• Trecho para leitura:
..........

Dois primeiros títulos da série "Torre Negra" chegam hoje às livrarias
King parte da fantasia para traçar jornada
RODOLFO LUCENA
EDITOR DE INFORMÁTICA
A travessia é o mais importante. No final do arco-íris,
há um pote de ouro, o Santo
Graal, a Conhecimento, a Vida
Eterna. Mas é preciso chegar lá,
superar as intempéries, enfrentar
inimigos, vencer os próprios demônios. A história da humanidade está cravejada dessas jornadas.
O mestre do horror e do suspense também foi beber no caldeirão de Dante, Homero e Tolkien -especialmente este último- para criar seu épico de proporções mastodônticas. É "A Torre Negra", um conjunto de sete livros escritos por Stephen King ao
longo de mais de 30 anos, que finalmente começa a chegar ao leitor brasileiro. Hoje, estarão nas
prateleiras os dois primeiros livros da série, "O Pistoleiro" e A
Escolha dos Três".
O Quixote de King é um pistoleiro, Roland, que está em busca
da tal torre, que nem ele parece
saber direito o que é. Trata-se do
eixo, ponto de equilíbrio e de sustentação dos mundos, e que estaria ameaçado de ficar sob o jugo
do mal. Enfim, o leitor não precisa
se preocupar muito com ela, o importante mesmo são as aventuras.
Porque a série pode ter toda
uma justificativa filosófico-literária, ser referenciada em gigantes
da prosa e da poesia, mas quem
narra é Stephen King, e a mortandade se conta às mancheias. Num
ponto, por exemplo, Roland detona uma cidade inteira, mata a tiros um por um e sai a passo, tranqüilo como água de poço.
As metáforas e comparações,
uma das marcas registradas de
King, estão por toda a parte. Por
exemplo, uma mulher canta e se
cala, "deixando as fraturas da última nota sangrando alto no ar".
Outras características dos textos
de King, como a excessiva recorrência ao itálico -para indicar
lembranças ou conversas interiores- e às maiúsculas, também
dizem presente.
Apesar disso, a série "A Torre
Negra" pode causar um certo estranhamento no Leitor Fiel (com
maiúsculas, como o autor gosta
de se referir ao seu público). Seus
melhores trabalhos, como "Cemitério de Animais" e "O Iluminado", partem de medos que todos
temos ou podemos vir a ter e os
exagera, perverte, transforma em
monstruosidades. Aqui, a base
parece ser nada, é pura fantasia, a
lógica foge, e o leitor mergulha
num labirinto de espaço e tempo,
memórias e histórias paralelas.

..........

• Registros apresentados:
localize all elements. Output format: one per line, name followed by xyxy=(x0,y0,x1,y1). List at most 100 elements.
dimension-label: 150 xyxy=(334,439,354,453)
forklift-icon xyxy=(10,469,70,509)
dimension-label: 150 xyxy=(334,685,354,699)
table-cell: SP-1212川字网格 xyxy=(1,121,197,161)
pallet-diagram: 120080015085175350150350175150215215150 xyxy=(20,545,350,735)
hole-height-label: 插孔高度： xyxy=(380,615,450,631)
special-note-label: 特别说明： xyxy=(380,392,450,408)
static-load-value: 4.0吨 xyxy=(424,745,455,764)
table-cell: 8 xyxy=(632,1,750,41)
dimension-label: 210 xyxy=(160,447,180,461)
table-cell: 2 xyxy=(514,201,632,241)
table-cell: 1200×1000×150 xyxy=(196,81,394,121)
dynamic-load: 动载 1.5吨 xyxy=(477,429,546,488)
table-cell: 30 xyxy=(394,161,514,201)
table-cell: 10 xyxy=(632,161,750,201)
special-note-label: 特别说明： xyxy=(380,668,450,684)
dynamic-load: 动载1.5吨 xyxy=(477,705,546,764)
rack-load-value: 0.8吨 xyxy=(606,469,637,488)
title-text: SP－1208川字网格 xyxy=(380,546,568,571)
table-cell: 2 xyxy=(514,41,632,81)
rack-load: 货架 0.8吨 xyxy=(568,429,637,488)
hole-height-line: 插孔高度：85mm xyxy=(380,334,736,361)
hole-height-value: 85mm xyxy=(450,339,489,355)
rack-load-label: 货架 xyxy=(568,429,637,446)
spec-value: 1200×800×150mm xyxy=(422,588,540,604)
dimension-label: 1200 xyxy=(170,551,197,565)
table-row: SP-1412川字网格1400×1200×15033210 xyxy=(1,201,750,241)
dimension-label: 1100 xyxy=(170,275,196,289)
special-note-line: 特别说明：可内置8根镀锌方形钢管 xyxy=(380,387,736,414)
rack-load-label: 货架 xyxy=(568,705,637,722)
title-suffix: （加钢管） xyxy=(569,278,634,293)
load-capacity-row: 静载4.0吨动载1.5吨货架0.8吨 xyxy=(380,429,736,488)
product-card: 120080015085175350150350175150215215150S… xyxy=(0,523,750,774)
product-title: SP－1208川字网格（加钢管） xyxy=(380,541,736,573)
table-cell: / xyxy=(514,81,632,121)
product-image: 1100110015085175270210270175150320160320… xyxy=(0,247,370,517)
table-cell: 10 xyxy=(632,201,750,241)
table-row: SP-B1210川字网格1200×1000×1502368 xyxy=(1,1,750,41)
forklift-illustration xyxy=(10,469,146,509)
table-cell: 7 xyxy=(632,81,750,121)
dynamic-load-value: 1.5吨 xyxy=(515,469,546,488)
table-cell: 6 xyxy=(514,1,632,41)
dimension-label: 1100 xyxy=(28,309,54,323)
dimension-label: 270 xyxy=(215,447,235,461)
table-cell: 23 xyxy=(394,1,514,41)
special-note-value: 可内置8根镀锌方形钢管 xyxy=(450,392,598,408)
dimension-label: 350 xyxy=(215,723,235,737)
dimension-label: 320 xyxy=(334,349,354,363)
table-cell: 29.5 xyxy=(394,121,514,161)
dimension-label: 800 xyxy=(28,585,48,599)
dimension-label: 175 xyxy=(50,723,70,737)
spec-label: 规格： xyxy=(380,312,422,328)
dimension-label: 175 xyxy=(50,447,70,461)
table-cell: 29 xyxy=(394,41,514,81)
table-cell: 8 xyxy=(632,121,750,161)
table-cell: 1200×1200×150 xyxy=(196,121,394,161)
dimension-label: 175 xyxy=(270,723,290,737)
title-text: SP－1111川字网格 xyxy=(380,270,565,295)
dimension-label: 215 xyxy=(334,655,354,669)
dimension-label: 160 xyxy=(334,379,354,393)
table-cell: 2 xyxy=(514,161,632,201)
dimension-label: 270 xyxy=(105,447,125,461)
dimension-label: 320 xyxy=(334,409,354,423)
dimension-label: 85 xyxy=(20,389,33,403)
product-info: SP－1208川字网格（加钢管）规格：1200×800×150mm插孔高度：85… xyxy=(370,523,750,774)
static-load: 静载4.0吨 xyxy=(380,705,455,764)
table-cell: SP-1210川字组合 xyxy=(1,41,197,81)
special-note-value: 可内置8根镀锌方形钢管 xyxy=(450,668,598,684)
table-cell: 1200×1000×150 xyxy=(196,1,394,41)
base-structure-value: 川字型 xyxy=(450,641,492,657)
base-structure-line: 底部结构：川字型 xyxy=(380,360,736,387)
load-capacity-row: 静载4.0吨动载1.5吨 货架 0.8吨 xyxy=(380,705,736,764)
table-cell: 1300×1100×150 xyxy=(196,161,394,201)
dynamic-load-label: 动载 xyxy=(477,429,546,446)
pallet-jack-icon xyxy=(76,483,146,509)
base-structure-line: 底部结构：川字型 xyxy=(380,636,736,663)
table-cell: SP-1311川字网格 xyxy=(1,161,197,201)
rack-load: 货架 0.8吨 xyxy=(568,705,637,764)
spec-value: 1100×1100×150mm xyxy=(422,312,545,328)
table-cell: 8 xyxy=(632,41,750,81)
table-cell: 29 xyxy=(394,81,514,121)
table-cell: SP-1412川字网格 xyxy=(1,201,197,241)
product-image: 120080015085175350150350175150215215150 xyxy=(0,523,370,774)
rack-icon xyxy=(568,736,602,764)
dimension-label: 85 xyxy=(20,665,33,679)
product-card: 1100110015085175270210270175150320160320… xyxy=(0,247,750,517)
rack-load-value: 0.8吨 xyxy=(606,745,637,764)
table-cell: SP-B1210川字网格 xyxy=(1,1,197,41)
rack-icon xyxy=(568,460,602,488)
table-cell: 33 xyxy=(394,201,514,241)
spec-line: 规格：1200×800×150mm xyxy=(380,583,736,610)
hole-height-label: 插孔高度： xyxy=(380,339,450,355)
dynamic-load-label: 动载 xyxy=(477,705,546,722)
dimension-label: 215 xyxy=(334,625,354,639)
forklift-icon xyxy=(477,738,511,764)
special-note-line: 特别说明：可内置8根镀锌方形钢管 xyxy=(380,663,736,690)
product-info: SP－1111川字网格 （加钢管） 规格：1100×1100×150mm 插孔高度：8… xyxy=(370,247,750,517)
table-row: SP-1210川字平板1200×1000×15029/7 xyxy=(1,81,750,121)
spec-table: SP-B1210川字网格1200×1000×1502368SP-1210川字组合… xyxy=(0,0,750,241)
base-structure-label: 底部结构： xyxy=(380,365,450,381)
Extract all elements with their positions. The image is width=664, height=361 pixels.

..........

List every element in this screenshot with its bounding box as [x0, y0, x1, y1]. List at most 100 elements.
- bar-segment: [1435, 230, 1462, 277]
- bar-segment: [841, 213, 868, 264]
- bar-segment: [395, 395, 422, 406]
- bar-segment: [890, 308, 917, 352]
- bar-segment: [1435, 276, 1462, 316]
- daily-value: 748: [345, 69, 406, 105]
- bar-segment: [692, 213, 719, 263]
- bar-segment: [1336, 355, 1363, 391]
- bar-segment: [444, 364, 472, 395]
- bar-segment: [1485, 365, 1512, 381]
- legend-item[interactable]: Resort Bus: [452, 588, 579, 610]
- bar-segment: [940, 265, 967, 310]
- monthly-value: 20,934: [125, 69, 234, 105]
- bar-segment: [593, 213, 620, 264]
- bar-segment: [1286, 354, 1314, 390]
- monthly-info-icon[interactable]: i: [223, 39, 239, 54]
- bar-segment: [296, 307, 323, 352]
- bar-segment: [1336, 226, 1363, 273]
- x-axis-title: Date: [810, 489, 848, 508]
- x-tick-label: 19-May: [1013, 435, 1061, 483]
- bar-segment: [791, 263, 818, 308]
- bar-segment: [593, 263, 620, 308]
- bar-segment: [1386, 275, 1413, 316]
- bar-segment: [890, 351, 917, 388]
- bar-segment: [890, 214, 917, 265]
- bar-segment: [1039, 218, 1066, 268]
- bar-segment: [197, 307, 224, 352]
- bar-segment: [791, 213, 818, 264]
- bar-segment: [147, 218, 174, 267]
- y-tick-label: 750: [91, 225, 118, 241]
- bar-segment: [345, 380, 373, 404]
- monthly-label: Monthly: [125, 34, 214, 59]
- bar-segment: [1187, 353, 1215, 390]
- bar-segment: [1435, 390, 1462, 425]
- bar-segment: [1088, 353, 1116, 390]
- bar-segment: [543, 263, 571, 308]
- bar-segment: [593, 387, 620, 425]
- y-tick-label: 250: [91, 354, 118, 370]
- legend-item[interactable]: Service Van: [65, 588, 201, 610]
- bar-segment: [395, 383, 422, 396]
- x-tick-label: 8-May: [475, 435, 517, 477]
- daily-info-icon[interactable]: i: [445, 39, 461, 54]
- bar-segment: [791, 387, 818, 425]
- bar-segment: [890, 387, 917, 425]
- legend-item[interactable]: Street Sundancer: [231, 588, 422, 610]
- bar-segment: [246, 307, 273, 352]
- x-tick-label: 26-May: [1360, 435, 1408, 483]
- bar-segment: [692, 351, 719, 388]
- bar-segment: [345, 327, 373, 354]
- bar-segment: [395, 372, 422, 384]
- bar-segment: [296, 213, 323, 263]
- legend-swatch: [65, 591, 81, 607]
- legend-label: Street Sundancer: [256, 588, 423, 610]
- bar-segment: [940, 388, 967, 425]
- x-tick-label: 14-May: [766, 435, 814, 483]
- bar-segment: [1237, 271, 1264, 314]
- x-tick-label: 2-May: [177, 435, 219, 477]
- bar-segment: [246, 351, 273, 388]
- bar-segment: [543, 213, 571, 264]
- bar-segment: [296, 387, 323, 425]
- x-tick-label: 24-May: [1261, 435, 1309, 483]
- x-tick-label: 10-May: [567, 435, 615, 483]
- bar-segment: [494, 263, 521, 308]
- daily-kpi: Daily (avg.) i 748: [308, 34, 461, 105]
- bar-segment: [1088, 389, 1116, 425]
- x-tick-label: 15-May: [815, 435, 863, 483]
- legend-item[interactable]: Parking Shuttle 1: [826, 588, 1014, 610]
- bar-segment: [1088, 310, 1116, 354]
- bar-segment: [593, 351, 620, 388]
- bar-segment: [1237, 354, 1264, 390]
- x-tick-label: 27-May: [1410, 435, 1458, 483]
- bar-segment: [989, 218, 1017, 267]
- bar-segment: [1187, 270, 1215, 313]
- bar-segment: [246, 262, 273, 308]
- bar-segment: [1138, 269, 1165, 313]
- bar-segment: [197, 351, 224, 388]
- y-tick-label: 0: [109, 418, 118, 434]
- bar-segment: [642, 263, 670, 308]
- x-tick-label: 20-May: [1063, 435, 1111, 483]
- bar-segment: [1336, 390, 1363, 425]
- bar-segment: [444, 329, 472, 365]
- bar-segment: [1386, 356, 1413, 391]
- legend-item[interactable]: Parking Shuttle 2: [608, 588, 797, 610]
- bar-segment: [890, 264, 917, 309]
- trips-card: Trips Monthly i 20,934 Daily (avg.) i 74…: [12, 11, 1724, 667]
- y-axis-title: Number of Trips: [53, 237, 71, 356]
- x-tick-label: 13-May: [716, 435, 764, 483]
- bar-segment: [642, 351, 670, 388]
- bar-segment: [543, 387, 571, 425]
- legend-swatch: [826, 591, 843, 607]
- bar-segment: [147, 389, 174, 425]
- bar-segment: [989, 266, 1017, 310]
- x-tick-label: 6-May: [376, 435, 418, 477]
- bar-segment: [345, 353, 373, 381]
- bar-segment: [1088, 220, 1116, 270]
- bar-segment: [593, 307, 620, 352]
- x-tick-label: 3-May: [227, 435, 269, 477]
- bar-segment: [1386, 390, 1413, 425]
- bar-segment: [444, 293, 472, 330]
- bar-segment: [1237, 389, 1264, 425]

..........

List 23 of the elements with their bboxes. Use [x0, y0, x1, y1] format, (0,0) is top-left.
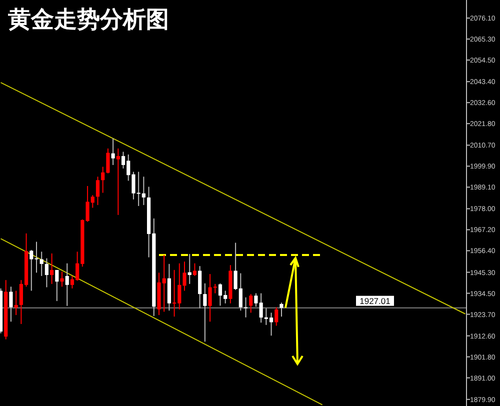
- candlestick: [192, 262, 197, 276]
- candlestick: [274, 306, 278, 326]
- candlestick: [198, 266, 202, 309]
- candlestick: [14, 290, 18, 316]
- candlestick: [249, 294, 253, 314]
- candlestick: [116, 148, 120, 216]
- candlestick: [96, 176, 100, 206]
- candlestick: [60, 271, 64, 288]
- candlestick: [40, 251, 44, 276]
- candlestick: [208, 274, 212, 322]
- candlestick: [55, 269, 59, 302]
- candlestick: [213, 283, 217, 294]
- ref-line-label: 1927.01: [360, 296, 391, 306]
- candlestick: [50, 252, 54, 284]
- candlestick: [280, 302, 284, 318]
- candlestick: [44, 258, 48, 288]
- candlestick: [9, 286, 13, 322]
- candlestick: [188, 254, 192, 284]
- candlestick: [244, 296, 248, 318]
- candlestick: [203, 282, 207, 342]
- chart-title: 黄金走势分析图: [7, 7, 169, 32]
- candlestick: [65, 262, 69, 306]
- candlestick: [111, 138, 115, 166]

..........

• Instruções do exercício:
1) Responda com base no trecho sobre a série A Torre Negra:
(a) Quantos livros compõem a série?
(b) Como se chama o pistoleiro que busca a torre?
(c) Para que King recorre ao itálico?
2) Diga se cada afirmação concorda com o trecho sobre a série A Torre Negra e cite as palavras do texto que decidem a resposta:
(a) A série foi escrita em menos de dez anos.
(b) O leitor deve se preocupar muito com a torre.
(c) "Cemitério de Animais" e "O Iluminado" estão entre os melhores trabalhos de King.
3) Reproduza fielmente a parte do trecho sobre a série A Torre Negra que começa nas palavras "O Quixote de" e termina depois de "água de poço.".
Os registros não são necessários para este exercício.

• Respostas por tarefa:
1)
(a) Sete livros.
(b) Roland.
(c) Para indicar lembranças ou conversas interiores.

2)
(a) Não: “longo de mais de 30 anos”.
(b) Não: “o leitor não precisa se preocupar muito com ela”.
(c) Sim: “melhores trabalhos, como "Cemitério de Animais" e "O Iluminado"”.

3)
O Quixote de King é um pistoleiro, Roland, que está em busca
da tal torre, que nem ele parece
saber direito o que é. Trata-se do
eixo, ponto de equilíbrio e de sustentação dos mundos, e que estaria ameaçado de ficar sob o jugo
do mal. Enfim, o leitor não precisa
se preocupar muito com ela, o importante mesmo são as aventuras.
Porque a série pode ter toda
uma justificativa filosófico-literária, ser referenciada em gigantes
da prosa e da poesia, mas quem
narra é Stephen King, e a mortandade se conta às mancheias. Num
ponto, por exemplo, Roland detona uma cidade inteira, mata a tiros um por um e sai a passo, tranqüilo como água de poço.